• Exercise: Filter the entries that follow, copying every line in which the word "Bass" appears.

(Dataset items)
** start **

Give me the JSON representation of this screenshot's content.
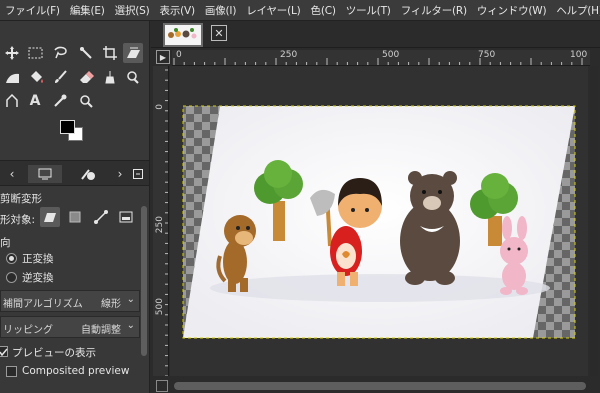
{
  "menubar": {
    "items": [
      "ファイル(F)",
      "編集(E)",
      "選択(S)",
      "表示(V)",
      "画像(I)",
      "レイヤー(L)",
      "色(C)",
      "ツール(T)",
      "フィルター(R)",
      "ウィンドウ(W)",
      "ヘルプ(H)"
    ]
  },
  "toolbox": {
    "text_tool_glyph": "A"
  },
  "tool_options": {
    "title": "剪断変形",
    "target_label": "形対象:",
    "direction_label": "向",
    "direction_options": [
      "正変換",
      "逆変換"
    ],
    "direction_selected": "正変換",
    "interpolation_label": "補間アルゴリズム",
    "interpolation_value": "線形",
    "clipping_label": "リッピング",
    "clipping_value": "自動調整",
    "show_preview_label": "プレビューの表示",
    "show_preview_checked": true,
    "composited_preview_label": "Composited preview",
    "composited_preview_checked": false
  },
  "canvas": {
    "ruler_h_labels": [
      "0",
      "250",
      "500",
      "750",
      "100"
    ],
    "ruler_v_labels": [
      "0",
      "250",
      "500"
    ]
  },
  "colors": {
    "foreground": "#000000",
    "background": "#ffffff",
    "selection_border": "#d6d000"
  }
}
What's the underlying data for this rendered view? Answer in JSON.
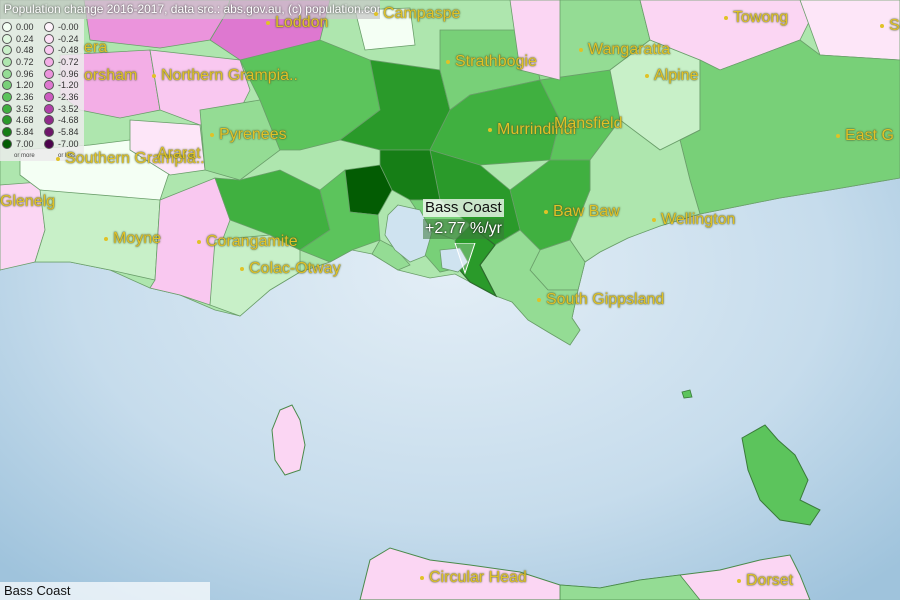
{
  "header": {
    "title": "Population change 2016-2017, data src.: abs.gov.au, (c) population.com.au"
  },
  "legend": {
    "positive": [
      {
        "label": "0.00",
        "color": "#f4fff4"
      },
      {
        "label": "0.24",
        "color": "#dff7df"
      },
      {
        "label": "0.48",
        "color": "#c8f0c8"
      },
      {
        "label": "0.72",
        "color": "#aee6ae"
      },
      {
        "label": "0.96",
        "color": "#94dc94"
      },
      {
        "label": "1.20",
        "color": "#78d078"
      },
      {
        "label": "2.36",
        "color": "#5cc45c"
      },
      {
        "label": "3.52",
        "color": "#40b040"
      },
      {
        "label": "4.68",
        "color": "#2a9a2a"
      },
      {
        "label": "5.84",
        "color": "#167e16"
      },
      {
        "label": "7.00",
        "color": "#035c03"
      }
    ],
    "negative": [
      {
        "label": "-0.00",
        "color": "#fff4fc"
      },
      {
        "label": "-0.24",
        "color": "#fddff6"
      },
      {
        "label": "-0.48",
        "color": "#f9c8f0"
      },
      {
        "label": "-0.72",
        "color": "#f3aee6"
      },
      {
        "label": "-0.96",
        "color": "#eb94dc"
      },
      {
        "label": "-1.20",
        "color": "#de78d0"
      },
      {
        "label": "-2.36",
        "color": "#cc5cc0"
      },
      {
        "label": "-3.52",
        "color": "#b040a8"
      },
      {
        "label": "-4.68",
        "color": "#902a8a"
      },
      {
        "label": "-5.84",
        "color": "#6e166a"
      },
      {
        "label": "-7.00",
        "color": "#4c034c"
      }
    ],
    "footer_positive": "or more",
    "footer_negative": "or less"
  },
  "places": [
    {
      "name": "Campaspe"
    },
    {
      "name": "Towong"
    },
    {
      "name": "Loddon"
    },
    {
      "name": "Strathbogie"
    },
    {
      "name": "Wangaratta"
    },
    {
      "name": "Alpine"
    },
    {
      "name": "Northern Grampia.."
    },
    {
      "name": "Murrindindi"
    },
    {
      "name": "Mansfield"
    },
    {
      "name": "Pyrenees"
    },
    {
      "name": "East G"
    },
    {
      "name": "Southern Grampia.."
    },
    {
      "name": "Glenelg"
    },
    {
      "name": "Baw Baw"
    },
    {
      "name": "Wellington"
    },
    {
      "name": "Moyne"
    },
    {
      "name": "Corangamite"
    },
    {
      "name": "Colac-Otway"
    },
    {
      "name": "South Gippsland"
    },
    {
      "name": "Circular Head"
    },
    {
      "name": "Dorset"
    }
  ],
  "partial_labels": {
    "horsham": "orsham",
    "ararat": "Ararat",
    "era": "era",
    "su": "Su"
  },
  "tooltip": {
    "name": "Bass Coast",
    "value": "+2.77 %/yr"
  },
  "status": {
    "selected": "Bass Coast"
  },
  "colors": {
    "sea": "#c9dfee",
    "border": "#6a9e6a"
  }
}
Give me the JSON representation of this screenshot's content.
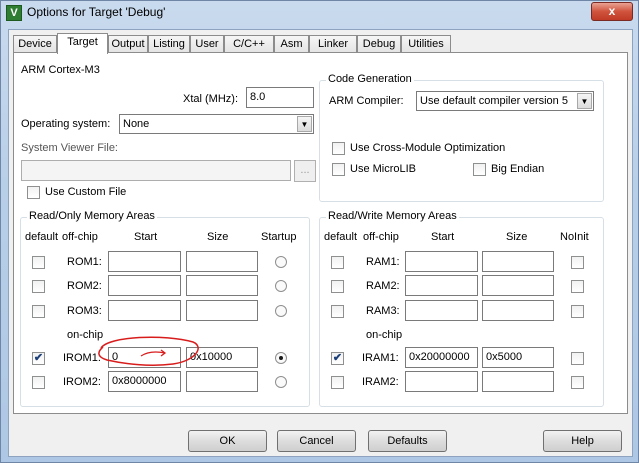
{
  "window": {
    "title": "Options for Target 'Debug'",
    "close_glyph": "x"
  },
  "tabs": [
    "Device",
    "Target",
    "Output",
    "Listing",
    "User",
    "C/C++",
    "Asm",
    "Linker",
    "Debug",
    "Utilities"
  ],
  "target": {
    "device_name": "ARM Cortex-M3",
    "xtal_label": "Xtal (MHz):",
    "xtal_value": "8.0",
    "os_label": "Operating system:",
    "os_value": "None",
    "svf_label": "System Viewer File:",
    "svf_value": "",
    "browse_label": "...",
    "custom_file_label": "Use Custom File"
  },
  "code_gen": {
    "title": "Code Generation",
    "compiler_label": "ARM Compiler:",
    "compiler_value": "Use default compiler version 5",
    "cross_module_label": "Use Cross-Module Optimization",
    "microlib_label": "Use MicroLIB",
    "big_endian_label": "Big Endian"
  },
  "rom": {
    "title": "Read/Only Memory Areas",
    "headers": {
      "default": "default",
      "offchip": "off-chip",
      "start": "Start",
      "size": "Size",
      "extra": "Startup"
    },
    "onchip_label": "on-chip",
    "rows": [
      {
        "name": "ROM1:",
        "start": "",
        "size": "",
        "checked": false,
        "selected": false
      },
      {
        "name": "ROM2:",
        "start": "",
        "size": "",
        "checked": false,
        "selected": false
      },
      {
        "name": "ROM3:",
        "start": "",
        "size": "",
        "checked": false,
        "selected": false
      },
      {
        "name": "IROM1:",
        "start": "0",
        "size": "0x10000",
        "checked": true,
        "selected": true
      },
      {
        "name": "IROM2:",
        "start": "0x8000000",
        "size": "",
        "checked": false,
        "selected": false
      }
    ]
  },
  "ram": {
    "title": "Read/Write Memory Areas",
    "headers": {
      "default": "default",
      "offchip": "off-chip",
      "start": "Start",
      "size": "Size",
      "extra": "NoInit"
    },
    "onchip_label": "on-chip",
    "rows": [
      {
        "name": "RAM1:",
        "start": "",
        "size": "",
        "checked": false
      },
      {
        "name": "RAM2:",
        "start": "",
        "size": "",
        "checked": false
      },
      {
        "name": "RAM3:",
        "start": "",
        "size": "",
        "checked": false
      },
      {
        "name": "IRAM1:",
        "start": "0x20000000",
        "size": "0x5000",
        "checked": true
      },
      {
        "name": "IRAM2:",
        "start": "",
        "size": "",
        "checked": false
      }
    ]
  },
  "buttons": {
    "ok": "OK",
    "cancel": "Cancel",
    "defaults": "Defaults",
    "help": "Help"
  },
  "glyphs": {
    "check": "✔",
    "dropdown": "▼"
  },
  "colors": {
    "annotation": "#d81c1c",
    "title_bar": "#b8cfe8",
    "close_button": "#c9442e"
  }
}
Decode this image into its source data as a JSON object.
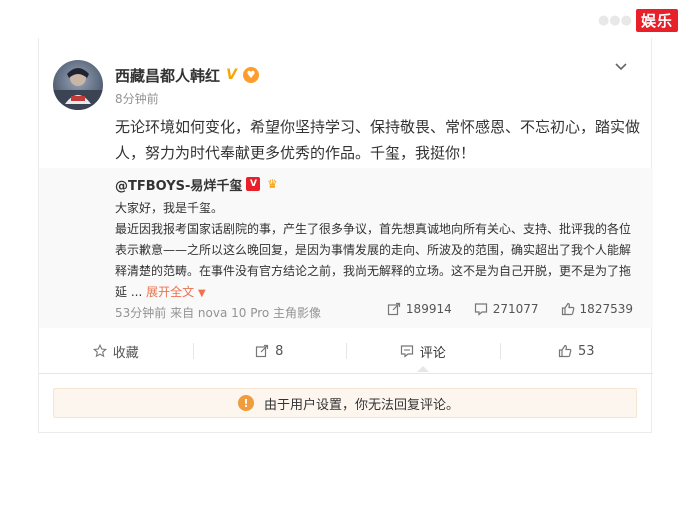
{
  "watermark": {
    "faint": "●●●",
    "badge": "娱乐"
  },
  "post": {
    "author": "西藏昌都人韩红",
    "time": "8分钟前",
    "text": "无论环境如何变化，希望你坚持学习、保持敬畏、常怀感恩、不忘初心，踏实做人，努力为时代奉献更多优秀的作品。千玺，我挺你！"
  },
  "repost": {
    "author": "@TFBOYS-易烊千玺",
    "line1": "大家好，我是千玺。",
    "body": "最近因我报考国家话剧院的事，产生了很多争议，首先想真诚地向所有关心、支持、批评我的各位表示歉意——之所以这么晚回复，是因为事情发展的走向、所波及的范围，确实超出了我个人能解释清楚的范畴。在事件没有官方结论之前，我尚无解释的立场。这不是为自己开脱，更不是为了拖延 ...",
    "expand_label": "展开全文",
    "meta": "53分钟前 来自 nova 10 Pro 主角影像",
    "stats": {
      "reposts": "189914",
      "comments": "271077",
      "likes": "1827539"
    }
  },
  "actions": {
    "favorite": "收藏",
    "repost": "8",
    "comment": "评论",
    "like": "53"
  },
  "notice": {
    "text": "由于用户设置，你无法回复评论。"
  },
  "colors": {
    "accent": "#eb7350",
    "verified": "#f7a600",
    "badge": "#e8202a",
    "notice_bg": "#fdf6ef"
  }
}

** end **

• Solution to this task:
    "name": "Bass Coast",
    "selected": "Bass Coast"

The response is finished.